## Start Entries supplied

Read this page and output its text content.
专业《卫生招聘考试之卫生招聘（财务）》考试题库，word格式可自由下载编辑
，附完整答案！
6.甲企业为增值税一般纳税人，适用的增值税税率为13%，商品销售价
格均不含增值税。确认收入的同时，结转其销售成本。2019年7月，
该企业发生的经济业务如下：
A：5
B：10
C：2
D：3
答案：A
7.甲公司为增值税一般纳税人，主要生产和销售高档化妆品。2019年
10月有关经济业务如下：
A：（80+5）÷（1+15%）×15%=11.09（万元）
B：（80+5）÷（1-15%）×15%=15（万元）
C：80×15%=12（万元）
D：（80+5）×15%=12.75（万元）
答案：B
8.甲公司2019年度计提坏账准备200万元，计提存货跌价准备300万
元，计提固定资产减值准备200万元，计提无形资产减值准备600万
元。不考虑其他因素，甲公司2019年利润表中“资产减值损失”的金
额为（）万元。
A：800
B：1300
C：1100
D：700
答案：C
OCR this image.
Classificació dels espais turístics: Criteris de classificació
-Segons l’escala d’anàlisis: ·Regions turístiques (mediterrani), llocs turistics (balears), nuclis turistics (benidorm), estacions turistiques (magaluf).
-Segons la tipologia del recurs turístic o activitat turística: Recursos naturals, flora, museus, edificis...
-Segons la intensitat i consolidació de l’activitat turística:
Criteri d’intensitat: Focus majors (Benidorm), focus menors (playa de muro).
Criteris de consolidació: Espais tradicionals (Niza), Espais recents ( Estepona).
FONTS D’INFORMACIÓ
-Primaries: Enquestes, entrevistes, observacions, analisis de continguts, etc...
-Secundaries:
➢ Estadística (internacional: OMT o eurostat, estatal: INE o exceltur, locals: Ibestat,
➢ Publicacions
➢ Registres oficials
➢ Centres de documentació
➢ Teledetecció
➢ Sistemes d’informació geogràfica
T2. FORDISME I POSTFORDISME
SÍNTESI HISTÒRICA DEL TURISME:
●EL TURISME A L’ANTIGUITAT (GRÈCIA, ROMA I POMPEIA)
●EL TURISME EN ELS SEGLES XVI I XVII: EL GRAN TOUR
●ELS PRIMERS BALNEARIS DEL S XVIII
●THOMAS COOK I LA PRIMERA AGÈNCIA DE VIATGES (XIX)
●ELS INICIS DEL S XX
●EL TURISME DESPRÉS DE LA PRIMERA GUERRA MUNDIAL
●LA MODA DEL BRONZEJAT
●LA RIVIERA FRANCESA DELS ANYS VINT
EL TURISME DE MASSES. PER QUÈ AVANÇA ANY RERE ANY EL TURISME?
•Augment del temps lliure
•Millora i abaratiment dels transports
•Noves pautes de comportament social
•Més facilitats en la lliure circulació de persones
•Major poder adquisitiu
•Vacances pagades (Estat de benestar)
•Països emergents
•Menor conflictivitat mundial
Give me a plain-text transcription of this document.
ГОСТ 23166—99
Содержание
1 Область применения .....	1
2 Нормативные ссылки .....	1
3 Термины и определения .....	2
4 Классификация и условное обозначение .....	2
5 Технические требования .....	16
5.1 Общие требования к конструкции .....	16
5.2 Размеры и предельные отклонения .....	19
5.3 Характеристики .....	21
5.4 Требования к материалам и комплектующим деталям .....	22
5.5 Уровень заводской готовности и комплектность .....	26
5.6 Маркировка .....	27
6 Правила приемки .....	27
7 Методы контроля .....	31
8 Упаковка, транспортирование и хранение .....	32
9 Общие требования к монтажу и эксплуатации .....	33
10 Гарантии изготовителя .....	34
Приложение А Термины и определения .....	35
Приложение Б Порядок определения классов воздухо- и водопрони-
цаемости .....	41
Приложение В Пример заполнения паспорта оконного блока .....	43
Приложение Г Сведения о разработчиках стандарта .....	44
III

## End Entries supplied

**Exercise brief**
Set down all of the records shown above once more, exactly.

**Correct output**
Read this page and output its text content.
专业《卫生招聘考试之卫生招聘（财务）》考试题库，word格式可自由下载编辑
，附完整答案！
6.甲企业为增值税一般纳税人，适用的增值税税率为13%，商品销售价
格均不含增值税。确认收入的同时，结转其销售成本。2019年7月，
该企业发生的经济业务如下：
A：5
B：10
C：2
D：3
答案：A
7.甲公司为增值税一般纳税人，主要生产和销售高档化妆品。2019年
10月有关经济业务如下：
A：（80+5）÷（1+15%）×15%=11.09（万元）
B：（80+5）÷（1-15%）×15%=15（万元）
C：80×15%=12（万元）
D：（80+5）×15%=12.75（万元）
答案：B
8.甲公司2019年度计提坏账准备200万元，计提存货跌价准备300万
元，计提固定资产减值准备200万元，计提无形资产减值准备600万
元。不考虑其他因素，甲公司2019年利润表中“资产减值损失”的金
额为（）万元。
A：800
B：1300
C：1100
D：700
答案：C
OCR this image.
Classificació dels espais turístics: Criteris de classificació
-Segons l’escala d’anàlisis: ·Regions turístiques (mediterrani), llocs turistics (balears), nuclis turistics (benidorm), estacions turistiques (magaluf).
-Segons la tipologia del recurs turístic o activitat turística: Recursos naturals, flora, museus, edificis...
-Segons la intensitat i consolidació de l’activitat turística:
Criteri d’intensitat: Focus majors (Benidorm), focus menors (playa de muro).
Criteris de consolidació: Espais tradicionals (Niza), Espais recents ( Estepona).
FONTS D’INFORMACIÓ
-Primaries: Enquestes, entrevistes, observacions, analisis de continguts, etc...
-Secundaries:
➢ Estadística (internacional: OMT o eurostat, estatal: INE o exceltur, locals: Ibestat,
➢ Publicacions
➢ Registres oficials
➢ Centres de documentació
➢ Teledetecció
➢ Sistemes d’informació geogràfica
T2. FORDISME I POSTFORDISME
SÍNTESI HISTÒRICA DEL TURISME:
●EL TURISME A L’ANTIGUITAT (GRÈCIA, ROMA I POMPEIA)
●EL TURISME EN ELS SEGLES XVI I XVII: EL GRAN TOUR
●ELS PRIMERS BALNEARIS DEL S XVIII
●THOMAS COOK I LA PRIMERA AGÈNCIA DE VIATGES (XIX)
●ELS INICIS DEL S XX
●EL TURISME DESPRÉS DE LA PRIMERA GUERRA MUNDIAL
●LA MODA DEL BRONZEJAT
●LA RIVIERA FRANCESA DELS ANYS VINT
EL TURISME DE MASSES. PER QUÈ AVANÇA ANY RERE ANY EL TURISME?
•Augment del temps lliure
•Millora i abaratiment dels transports
•Noves pautes de comportament social
•Més facilitats en la lliure circulació de persones
•Major poder adquisitiu
•Vacances pagades (Estat de benestar)
•Països emergents
•Menor conflictivitat mundial
Give me a plain-text transcription of this document.
ГОСТ 23166—99
Содержание
1 Область применения .....	1
2 Нормативные ссылки .....	1
3 Термины и определения .....	2
4 Классификация и условное обозначение .....	2
5 Технические требования .....	16
5.1 Общие требования к конструкции .....	16
5.2 Размеры и предельные отклонения .....	19
5.3 Характеристики .....	21
5.4 Требования к материалам и комплектующим деталям .....	22
5.5 Уровень заводской готовности и комплектность .....	26
5.6 Маркировка .....	27
6 Правила приемки .....	27
7 Методы контроля .....	31
8 Упаковка, транспортирование и хранение .....	32
9 Общие требования к монтажу и эксплуатации .....	33
10 Гарантии изготовителя .....	34
Приложение А Термины и определения .....	35
Приложение Б Порядок определения классов воздухо- и водопрони-
цаемости .....	41
Приложение В Пример заполнения паспорта оконного блока .....	43
Приложение Г Сведения о разработчиках стандарта .....	44
III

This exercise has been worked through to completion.